Tarefa: Escreva a continuação do texto sobre a reforma da Previdência, começando logo após a última frase dele.

Texto apresentado:
- - -

Para o economista e professor da Unicamp, Eduardo Fagnani, em entrevista ao jornal dessa mesma universidade, com os impactos da reforma trabalhista e o já existente aumento de trabalhos temporários e intermitentes, será difícil que a maior parte dos trabalhadores consiga atender aos requisitos necessários para se aposentar. Entende que estamos seguindo um caminho em que, daqui a cerca de 20 anos, aproximadamente 70% dos trabalhadores não deverão conseguir ter acesso à Previdência.

PEDÁGIO PARA QUEM ESTÁ PRESTES A SE APOSENTAR

Para aqueles que estão a apenas dois anos da aposentadoria por tempo de contribuição, estará prevista outra regra de transição, que também considero demasiado rígida: trata-se de uma espécie de “pedágio”. Nesse caso, a pessoa apenas poderá se aposentar caso trabalhe por pelo menos mais metade do tempo que faltava.

Assim, com a mudança, para se aposentar, a título de exemplo, um trabalhador que está a dois anos da aposentadoria sem considerar a idade mínima terá que trabalhar não mais por dois, mas por, pelo menos, mais três anos. Importante salientar ainda que, nessa hipótese, o valor do benefício deverá ser diminuído pelo "fator previdenciário".

IDADES MÍNIMAS PARA PROFESSORES

Historicamente sempre remunerados muito abaixo do que mereceriam, até pela relevância de sua atuação, os professores que comprovavam exclusivo tempo de contribuição à frente da educação infantil e no ensino fundamental e médio podiam usufruir de uma pequena concessão legal.

Na rede privada, não havia idade mínima. Para a aposentadoria, bastaria a comprovação de 25 anos de contribuição, para mulheres, e de 30 anos, para homens.

Já na rede pública, mulheres podiam se aposentar com 50 anos de idade e 25 anos de contribuição, e homens podiam se aposentar com 55 anos e 30 anos de contribuição.

Agora, para se aposentarem, tanto professores homens como mulheres que atendam aos requisitos mencionados terão de estar, com, no mínimo, 60 anos de idade, contando com 30 anos de contribuição.

- - -

Material fornecido:

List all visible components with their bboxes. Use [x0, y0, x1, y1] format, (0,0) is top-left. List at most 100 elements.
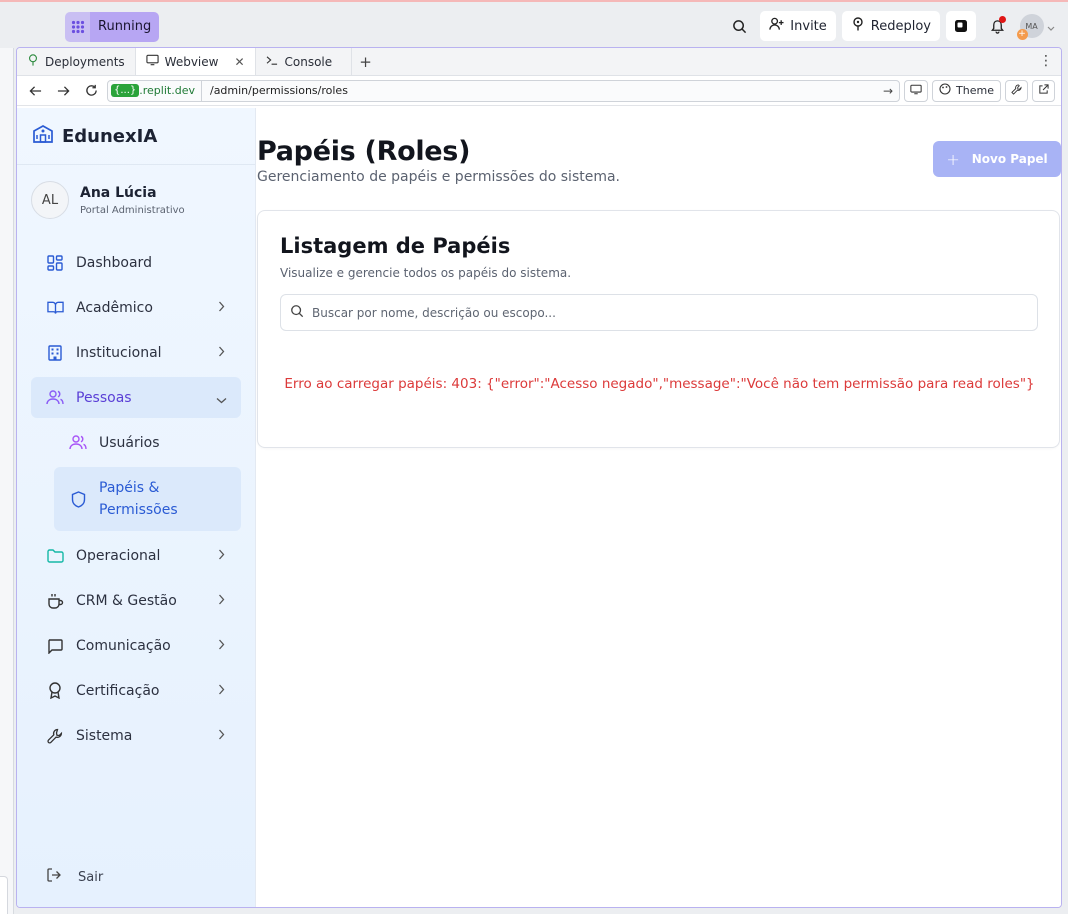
wrench-icon: [46, 727, 64, 745]
search-icon[interactable]: [724, 11, 754, 41]
sidebar-item-label: Comunicação: [76, 637, 171, 654]
run-button[interactable]: Running: [65, 12, 160, 42]
avatar: AL: [31, 181, 69, 219]
sidebar-nav: Dashboard Acadêmico Institucional Pessoa…: [17, 235, 255, 756]
deploy-icon: [27, 54, 39, 69]
reload-icon[interactable]: [79, 79, 103, 103]
go-arrow-icon[interactable]: →: [883, 84, 893, 98]
search-box: [280, 294, 1038, 331]
invite-button[interactable]: Invite: [760, 11, 836, 41]
forward-arrow-icon[interactable]: [51, 79, 75, 103]
notifications-bell-icon[interactable]: [982, 11, 1012, 41]
chevron-right-icon: [218, 593, 225, 609]
brand-name: EdunexIA: [62, 125, 158, 147]
wrench-icon: [1011, 83, 1022, 98]
shield-icon: [69, 490, 87, 508]
redeploy-label: Redeploy: [870, 18, 931, 34]
sidebar-item-label: CRM & Gestão: [76, 592, 177, 609]
new-role-label: Novo Papel: [971, 152, 1048, 166]
workspace-topbar: Running Invite Redeploy MA +: [0, 0, 1068, 48]
device-preview-button[interactable]: [904, 79, 929, 102]
sidebar-item-operacional[interactable]: Operacional: [31, 535, 241, 576]
error-message: Erro ao carregar papéis: 403: {"error":"…: [284, 376, 1035, 392]
card-title: Listagem de Papéis: [280, 234, 511, 258]
tab-label: Deployments: [45, 54, 125, 69]
user-profile: AL Ana Lúcia Portal Administrativo: [17, 165, 255, 235]
user-name: Ana Lúcia: [80, 184, 157, 201]
coffee-cup-icon: [46, 592, 64, 610]
folder-icon: [46, 547, 64, 565]
sidebar-item-sistema[interactable]: Sistema: [31, 715, 241, 756]
tab-console[interactable]: Console: [256, 48, 352, 75]
school-building-icon: [32, 124, 54, 148]
sidebar-item-institucional[interactable]: Institucional: [31, 332, 241, 373]
search-icon: [290, 303, 304, 322]
new-tab-plus-icon[interactable]: +: [352, 48, 380, 75]
sidebar-item-label: Dashboard: [76, 254, 152, 271]
theme-label: Theme: [956, 84, 994, 97]
page-title: Papéis (Roles): [257, 136, 471, 167]
logout-label: Sair: [78, 869, 104, 885]
chevron-down-icon: [216, 392, 227, 408]
url-input[interactable]: {...} .replit.dev /admin/permissions/rol…: [107, 79, 901, 102]
add-user-icon: [769, 17, 784, 35]
back-arrow-icon[interactable]: [23, 79, 47, 103]
theme-button[interactable]: Theme: [932, 79, 1001, 102]
new-role-button[interactable]: + Novo Papel: [933, 141, 1061, 177]
more-vertical-icon[interactable]: ⋮: [1039, 53, 1053, 69]
chevron-right-icon: [218, 548, 225, 564]
sidebar-item-dashboard[interactable]: Dashboard: [31, 242, 241, 283]
invite-label: Invite: [790, 18, 827, 34]
sidebar-item-label: Papéis & Permissões: [99, 480, 178, 518]
sidebar-item-usuarios[interactable]: Usuários: [54, 422, 241, 463]
url-domain: .replit.dev: [139, 84, 195, 97]
avatar-initials: MA: [1025, 21, 1038, 31]
sidebar-item-papeis-permissoes[interactable]: Papéis & Permissões: [54, 467, 241, 531]
main-content: Papéis (Roles) Gerenciamento de papéis e…: [256, 108, 1061, 907]
app-root: EdunexIA AL Ana Lúcia Portal Administrat…: [17, 108, 1061, 907]
deploy-icon: [851, 17, 865, 35]
sidebar-item-crm-gestao[interactable]: CRM & Gestão: [31, 580, 241, 621]
tab-webview[interactable]: Webview ✕: [135, 48, 256, 75]
pessoas-submenu: Usuários Papéis & Permissões: [54, 422, 241, 531]
plus-icon: +: [946, 149, 960, 169]
sidebar-item-comunicacao[interactable]: Comunicação: [31, 625, 241, 666]
devtools-button[interactable]: [1005, 79, 1028, 102]
redeploy-button[interactable]: Redeploy: [841, 11, 940, 41]
open-external-button[interactable]: [1032, 79, 1055, 102]
grid-dots-icon: [65, 12, 90, 42]
sidebar-item-label: Operacional: [76, 547, 161, 564]
run-label: Running: [90, 12, 160, 42]
tab-label: Console: [284, 54, 333, 69]
tab-deployments[interactable]: Deployments: [17, 48, 136, 75]
account-menu[interactable]: MA +: [1016, 11, 1056, 41]
sidebar-item-pessoas[interactable]: Pessoas: [31, 377, 241, 418]
sidebar-item-academico[interactable]: Acadêmico: [31, 287, 241, 328]
roles-list-card: Listagem de Papéis Visualize e gerencie …: [257, 210, 1060, 448]
chevron-right-icon: [218, 728, 225, 744]
chevron-right-icon: [218, 345, 225, 361]
dev-url-badge: {...}: [111, 84, 140, 97]
browser-url-bar: {...} .replit.dev /admin/permissions/rol…: [17, 76, 1061, 106]
building-icon: [46, 344, 64, 362]
close-icon[interactable]: ✕: [234, 55, 244, 69]
url-path: /admin/permissions/roles: [209, 84, 348, 97]
message-square-icon: [46, 637, 64, 655]
page-subtitle: Gerenciamento de papéis e permissões do …: [257, 169, 621, 185]
logout-icon: [47, 868, 62, 886]
award-ribbon-icon: [46, 682, 64, 700]
users-icon: [46, 389, 64, 407]
sidebar: EdunexIA AL Ana Lúcia Portal Administrat…: [17, 108, 256, 907]
user-avatar: MA +: [1016, 14, 1044, 40]
logout-button[interactable]: Sair: [47, 868, 103, 886]
card-subtitle: Visualize e gerencie todos os papéis do …: [280, 266, 572, 280]
chevron-right-icon: [218, 638, 225, 654]
dashboard-grid-icon: [46, 254, 64, 272]
pane-tabs: Deployments Webview ✕ Console + ⋮: [17, 48, 1061, 76]
workspace-toggle-icon[interactable]: [946, 11, 976, 41]
sidebar-item-certificacao[interactable]: Certificação: [31, 670, 241, 711]
search-input[interactable]: [312, 305, 1012, 320]
sidebar-item-label: Institucional: [76, 344, 162, 361]
user-role: Portal Administrativo: [80, 204, 185, 216]
chevron-down-icon: [1047, 17, 1055, 36]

- - -

Resposta:
O que mais chama a atenção é a falta de respeito à necessária isonomia do aumento da medida entre homens e mulheres. Enquanto homens terão que trabalhar mais 5 anos — o que já é muito — as professoras mulheres terão que trabalhar pelo menos por mais 10 anos, para se aposentarem! Não entendo a razão do aumento de exigências no setor, prejudicando sobretudo professoras mulheres.

SERVIDORES PÚBLICOS

Não quero falar em causa própria. Não é apenas por ser servidor público que eu vou tratar do tema, mas a reforma pode impactar muito negativamente o setor, como se já não bastasse a manutenção da Emenda Constitucional 95, que congela os investimentos públicos por 20 anos. Com base em informações difundidas sobre uma suposta responsabilidade maior do setor pelo alegado déficit previdenciário, a reforma agrava, ainda mais, as medidas contra todos aqueles que decidiram se dedicar a uma carreira pública (e, portanto — e, ao final, embora isso seja óbvio — para atender ao público que precisar dos seus serviços), após muitos anos de estudo e dedicação (em regra).

Com aumentos de alíquotas absurdamente altos (chegando a variar entre 3% e 11% em muitos casos), a reforma promove verdadeiro confisco nos salários de muitos na categoria, chegando ao ponto de dobrar a contribuição previdenciária de alguns.

A reforma traz, ainda, possibilidades de alíquotas adicionais progressivas e extraordinárias, conforme a necessidade atuarial (algo que traz imensa — e inconstitucional — insegurança jurídica), além de tornar o abono de permanência facultativo (medida atual que é importante para incentivar a continuidade de servidores na ativa e evitar gastos maiores com a sua substituição).

Nesse contexto, é importante destacar que, na maior parte do tempo, ao contrário dos trabalhadores da iniciativa privada, os servidores sempre contribuíram em relação a todo o salário e não apenas até o teto e já passaram por várias reformas estruturais. Ao reverso do que é divulgado por muitas vezes, a propósito, os servidores já não contam com possibilidade de aposentadoria integral desde a emenda constitucional 41, de 2003. Noutras palavras, até tinham condições melhores de aposentadoria, mas sempre pagaram bem mais por isso.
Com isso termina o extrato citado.